--- START ---

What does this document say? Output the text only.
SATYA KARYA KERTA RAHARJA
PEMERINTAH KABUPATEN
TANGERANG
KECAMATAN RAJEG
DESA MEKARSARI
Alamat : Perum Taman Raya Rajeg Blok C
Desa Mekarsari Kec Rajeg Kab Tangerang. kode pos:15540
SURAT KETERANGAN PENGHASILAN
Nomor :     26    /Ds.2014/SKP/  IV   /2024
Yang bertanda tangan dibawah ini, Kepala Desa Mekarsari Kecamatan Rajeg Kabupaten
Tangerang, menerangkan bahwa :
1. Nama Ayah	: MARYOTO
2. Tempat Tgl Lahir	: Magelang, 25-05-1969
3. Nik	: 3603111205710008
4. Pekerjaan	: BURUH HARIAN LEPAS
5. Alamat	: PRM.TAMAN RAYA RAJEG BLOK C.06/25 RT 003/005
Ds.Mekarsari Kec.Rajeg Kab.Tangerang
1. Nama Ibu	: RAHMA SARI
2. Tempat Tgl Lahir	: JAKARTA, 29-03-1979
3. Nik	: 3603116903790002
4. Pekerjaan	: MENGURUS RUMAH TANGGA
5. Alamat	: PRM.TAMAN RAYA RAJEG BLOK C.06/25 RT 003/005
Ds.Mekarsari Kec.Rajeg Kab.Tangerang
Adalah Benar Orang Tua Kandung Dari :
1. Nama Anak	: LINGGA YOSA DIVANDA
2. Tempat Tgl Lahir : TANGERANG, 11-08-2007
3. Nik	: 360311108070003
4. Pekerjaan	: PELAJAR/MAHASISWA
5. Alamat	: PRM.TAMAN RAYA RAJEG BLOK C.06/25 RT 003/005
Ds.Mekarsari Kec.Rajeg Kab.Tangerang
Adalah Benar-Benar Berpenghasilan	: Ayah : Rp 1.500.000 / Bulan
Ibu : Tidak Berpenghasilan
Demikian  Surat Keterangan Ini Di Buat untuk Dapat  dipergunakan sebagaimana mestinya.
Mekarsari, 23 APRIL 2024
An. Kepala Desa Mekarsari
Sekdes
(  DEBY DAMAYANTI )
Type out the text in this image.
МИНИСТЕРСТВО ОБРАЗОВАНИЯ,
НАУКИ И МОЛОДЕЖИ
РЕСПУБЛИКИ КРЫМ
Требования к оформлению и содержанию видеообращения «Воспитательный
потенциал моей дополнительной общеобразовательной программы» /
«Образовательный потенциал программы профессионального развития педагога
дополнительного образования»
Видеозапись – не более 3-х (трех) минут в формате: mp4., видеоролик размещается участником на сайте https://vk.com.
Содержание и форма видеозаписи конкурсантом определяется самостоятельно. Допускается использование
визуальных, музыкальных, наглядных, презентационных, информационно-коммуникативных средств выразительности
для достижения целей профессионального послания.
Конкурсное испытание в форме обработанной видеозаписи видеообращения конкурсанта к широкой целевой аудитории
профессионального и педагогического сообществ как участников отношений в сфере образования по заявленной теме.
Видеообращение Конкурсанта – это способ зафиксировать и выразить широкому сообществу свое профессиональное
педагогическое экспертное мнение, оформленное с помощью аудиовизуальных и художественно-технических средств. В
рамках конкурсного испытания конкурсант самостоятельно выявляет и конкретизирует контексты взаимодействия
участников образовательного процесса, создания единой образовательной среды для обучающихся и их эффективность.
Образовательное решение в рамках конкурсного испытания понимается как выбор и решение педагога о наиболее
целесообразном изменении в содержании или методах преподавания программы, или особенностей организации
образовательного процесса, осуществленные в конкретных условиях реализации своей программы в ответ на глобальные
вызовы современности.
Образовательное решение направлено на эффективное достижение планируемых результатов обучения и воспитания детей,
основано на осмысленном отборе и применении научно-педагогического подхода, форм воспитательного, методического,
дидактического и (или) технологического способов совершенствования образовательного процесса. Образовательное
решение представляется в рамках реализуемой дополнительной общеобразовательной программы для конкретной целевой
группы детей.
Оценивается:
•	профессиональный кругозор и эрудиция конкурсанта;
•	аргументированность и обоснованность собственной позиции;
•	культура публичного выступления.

--- END ---

Print again each line of the listing above, exactly as it appears.

Expected answer
What does this document say? Output the text only.
SATYA KARYA KERTA RAHARJA
PEMERINTAH KABUPATEN
TANGERANG
KECAMATAN RAJEG
DESA MEKARSARI
Alamat : Perum Taman Raya Rajeg Blok C
Desa Mekarsari Kec Rajeg Kab Tangerang. kode pos:15540
SURAT KETERANGAN PENGHASILAN
Nomor :     26    /Ds.2014/SKP/  IV   /2024
Yang bertanda tangan dibawah ini, Kepala Desa Mekarsari Kecamatan Rajeg Kabupaten
Tangerang, menerangkan bahwa :
1. Nama Ayah	: MARYOTO
2. Tempat Tgl Lahir	: Magelang, 25-05-1969
3. Nik	: 3603111205710008
4. Pekerjaan	: BURUH HARIAN LEPAS
5. Alamat	: PRM.TAMAN RAYA RAJEG BLOK C.06/25 RT 003/005
Ds.Mekarsari Kec.Rajeg Kab.Tangerang
1. Nama Ibu	: RAHMA SARI
2. Tempat Tgl Lahir	: JAKARTA, 29-03-1979
3. Nik	: 3603116903790002
4. Pekerjaan	: MENGURUS RUMAH TANGGA
5. Alamat	: PRM.TAMAN RAYA RAJEG BLOK C.06/25 RT 003/005
Ds.Mekarsari Kec.Rajeg Kab.Tangerang
Adalah Benar Orang Tua Kandung Dari :
1. Nama Anak	: LINGGA YOSA DIVANDA
2. Tempat Tgl Lahir : TANGERANG, 11-08-2007
3. Nik	: 360311108070003
4. Pekerjaan	: PELAJAR/MAHASISWA
5. Alamat	: PRM.TAMAN RAYA RAJEG BLOK C.06/25 RT 003/005
Ds.Mekarsari Kec.Rajeg Kab.Tangerang
Adalah Benar-Benar Berpenghasilan	: Ayah : Rp 1.500.000 / Bulan
Ibu : Tidak Berpenghasilan
Demikian  Surat Keterangan Ini Di Buat untuk Dapat  dipergunakan sebagaimana mestinya.
Mekarsari, 23 APRIL 2024
An. Kepala Desa Mekarsari
Sekdes
(  DEBY DAMAYANTI )
Type out the text in this image.
МИНИСТЕРСТВО ОБРАЗОВАНИЯ,
НАУКИ И МОЛОДЕЖИ
РЕСПУБЛИКИ КРЫМ
Требования к оформлению и содержанию видеообращения «Воспитательный
потенциал моей дополнительной общеобразовательной программы» /
«Образовательный потенциал программы профессионального развития педагога
дополнительного образования»
Видеозапись – не более 3-х (трех) минут в формате: mp4., видеоролик размещается участником на сайте https://vk.com.
Содержание и форма видеозаписи конкурсантом определяется самостоятельно. Допускается использование
визуальных, музыкальных, наглядных, презентационных, информационно-коммуникативных средств выразительности
для достижения целей профессионального послания.
Конкурсное испытание в форме обработанной видеозаписи видеообращения конкурсанта к широкой целевой аудитории
профессионального и педагогического сообществ как участников отношений в сфере образования по заявленной теме.
Видеообращение Конкурсанта – это способ зафиксировать и выразить широкому сообществу свое профессиональное
педагогическое экспертное мнение, оформленное с помощью аудиовизуальных и художественно-технических средств. В
рамках конкурсного испытания конкурсант самостоятельно выявляет и конкретизирует контексты взаимодействия
участников образовательного процесса, создания единой образовательной среды для обучающихся и их эффективность.
Образовательное решение в рамках конкурсного испытания понимается как выбор и решение педагога о наиболее
целесообразном изменении в содержании или методах преподавания программы, или особенностей организации
образовательного процесса, осуществленные в конкретных условиях реализации своей программы в ответ на глобальные
вызовы современности.
Образовательное решение направлено на эффективное достижение планируемых результатов обучения и воспитания детей,
основано на осмысленном отборе и применении научно-педагогического подхода, форм воспитательного, методического,
дидактического и (или) технологического способов совершенствования образовательного процесса. Образовательное
решение представляется в рамках реализуемой дополнительной общеобразовательной программы для конкретной целевой
группы детей.
Оценивается:
•	профессиональный кругозор и эрудиция конкурсанта;
•	аргументированность и обоснованность собственной позиции;
•	культура публичного выступления.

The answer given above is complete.